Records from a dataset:
= = = = =

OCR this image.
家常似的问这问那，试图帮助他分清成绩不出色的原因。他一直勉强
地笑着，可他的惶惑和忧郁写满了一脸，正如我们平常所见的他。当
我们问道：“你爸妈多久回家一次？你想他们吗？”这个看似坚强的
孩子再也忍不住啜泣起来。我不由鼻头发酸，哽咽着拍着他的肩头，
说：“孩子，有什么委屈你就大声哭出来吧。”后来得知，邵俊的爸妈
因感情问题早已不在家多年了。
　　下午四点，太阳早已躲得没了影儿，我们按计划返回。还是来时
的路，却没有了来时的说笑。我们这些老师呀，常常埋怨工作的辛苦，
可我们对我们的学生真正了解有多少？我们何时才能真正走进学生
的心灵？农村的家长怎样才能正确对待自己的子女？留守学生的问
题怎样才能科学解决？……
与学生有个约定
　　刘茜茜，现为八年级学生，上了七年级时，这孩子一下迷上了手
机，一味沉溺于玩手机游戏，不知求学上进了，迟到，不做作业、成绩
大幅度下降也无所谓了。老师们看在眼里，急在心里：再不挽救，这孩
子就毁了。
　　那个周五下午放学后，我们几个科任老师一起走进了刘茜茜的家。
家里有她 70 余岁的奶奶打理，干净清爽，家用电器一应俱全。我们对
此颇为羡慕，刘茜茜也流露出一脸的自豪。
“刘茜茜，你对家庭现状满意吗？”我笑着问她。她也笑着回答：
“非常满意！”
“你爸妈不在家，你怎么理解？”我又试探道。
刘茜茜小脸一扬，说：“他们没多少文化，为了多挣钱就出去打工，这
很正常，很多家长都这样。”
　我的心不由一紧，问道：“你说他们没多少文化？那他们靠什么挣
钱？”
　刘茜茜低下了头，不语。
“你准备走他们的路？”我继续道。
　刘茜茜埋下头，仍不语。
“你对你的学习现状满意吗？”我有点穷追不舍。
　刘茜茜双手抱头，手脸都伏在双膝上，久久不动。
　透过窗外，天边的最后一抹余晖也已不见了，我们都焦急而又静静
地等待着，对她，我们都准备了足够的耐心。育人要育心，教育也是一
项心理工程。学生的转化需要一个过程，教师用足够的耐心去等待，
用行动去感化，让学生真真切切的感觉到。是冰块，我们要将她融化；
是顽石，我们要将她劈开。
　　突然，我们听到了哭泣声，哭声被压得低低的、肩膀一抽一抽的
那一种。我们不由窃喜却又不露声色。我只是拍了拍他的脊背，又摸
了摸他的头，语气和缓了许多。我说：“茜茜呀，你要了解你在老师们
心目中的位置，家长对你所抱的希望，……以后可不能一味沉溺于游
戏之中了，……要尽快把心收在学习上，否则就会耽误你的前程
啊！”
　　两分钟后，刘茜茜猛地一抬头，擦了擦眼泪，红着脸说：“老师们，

= = = = =

Task details = Return the entries in full, keeping every line exactly as it is.

Problem solution =
OCR this image.
家常似的问这问那，试图帮助他分清成绩不出色的原因。他一直勉强
地笑着，可他的惶惑和忧郁写满了一脸，正如我们平常所见的他。当
我们问道：“你爸妈多久回家一次？你想他们吗？”这个看似坚强的
孩子再也忍不住啜泣起来。我不由鼻头发酸，哽咽着拍着他的肩头，
说：“孩子，有什么委屈你就大声哭出来吧。”后来得知，邵俊的爸妈
因感情问题早已不在家多年了。
　　下午四点，太阳早已躲得没了影儿，我们按计划返回。还是来时
的路，却没有了来时的说笑。我们这些老师呀，常常埋怨工作的辛苦，
可我们对我们的学生真正了解有多少？我们何时才能真正走进学生
的心灵？农村的家长怎样才能正确对待自己的子女？留守学生的问
题怎样才能科学解决？……
与学生有个约定
　　刘茜茜，现为八年级学生，上了七年级时，这孩子一下迷上了手
机，一味沉溺于玩手机游戏，不知求学上进了，迟到，不做作业、成绩
大幅度下降也无所谓了。老师们看在眼里，急在心里：再不挽救，这孩
子就毁了。
　　那个周五下午放学后，我们几个科任老师一起走进了刘茜茜的家。
家里有她 70 余岁的奶奶打理，干净清爽，家用电器一应俱全。我们对
此颇为羡慕，刘茜茜也流露出一脸的自豪。
“刘茜茜，你对家庭现状满意吗？”我笑着问她。她也笑着回答：
“非常满意！”
“你爸妈不在家，你怎么理解？”我又试探道。
刘茜茜小脸一扬，说：“他们没多少文化，为了多挣钱就出去打工，这
很正常，很多家长都这样。”
　我的心不由一紧，问道：“你说他们没多少文化？那他们靠什么挣
钱？”
　刘茜茜低下了头，不语。
“你准备走他们的路？”我继续道。
　刘茜茜埋下头，仍不语。
“你对你的学习现状满意吗？”我有点穷追不舍。
　刘茜茜双手抱头，手脸都伏在双膝上，久久不动。
　透过窗外，天边的最后一抹余晖也已不见了，我们都焦急而又静静
地等待着，对她，我们都准备了足够的耐心。育人要育心，教育也是一
项心理工程。学生的转化需要一个过程，教师用足够的耐心去等待，
用行动去感化，让学生真真切切的感觉到。是冰块，我们要将她融化；
是顽石，我们要将她劈开。
　　突然，我们听到了哭泣声，哭声被压得低低的、肩膀一抽一抽的
那一种。我们不由窃喜却又不露声色。我只是拍了拍他的脊背，又摸
了摸他的头，语气和缓了许多。我说：“茜茜呀，你要了解你在老师们
心目中的位置，家长对你所抱的希望，……以后可不能一味沉溺于游
戏之中了，……要尽快把心收在学习上，否则就会耽误你的前程
啊！”
　　两分钟后，刘茜茜猛地一抬头，擦了擦眼泪，红着脸说：“老师们，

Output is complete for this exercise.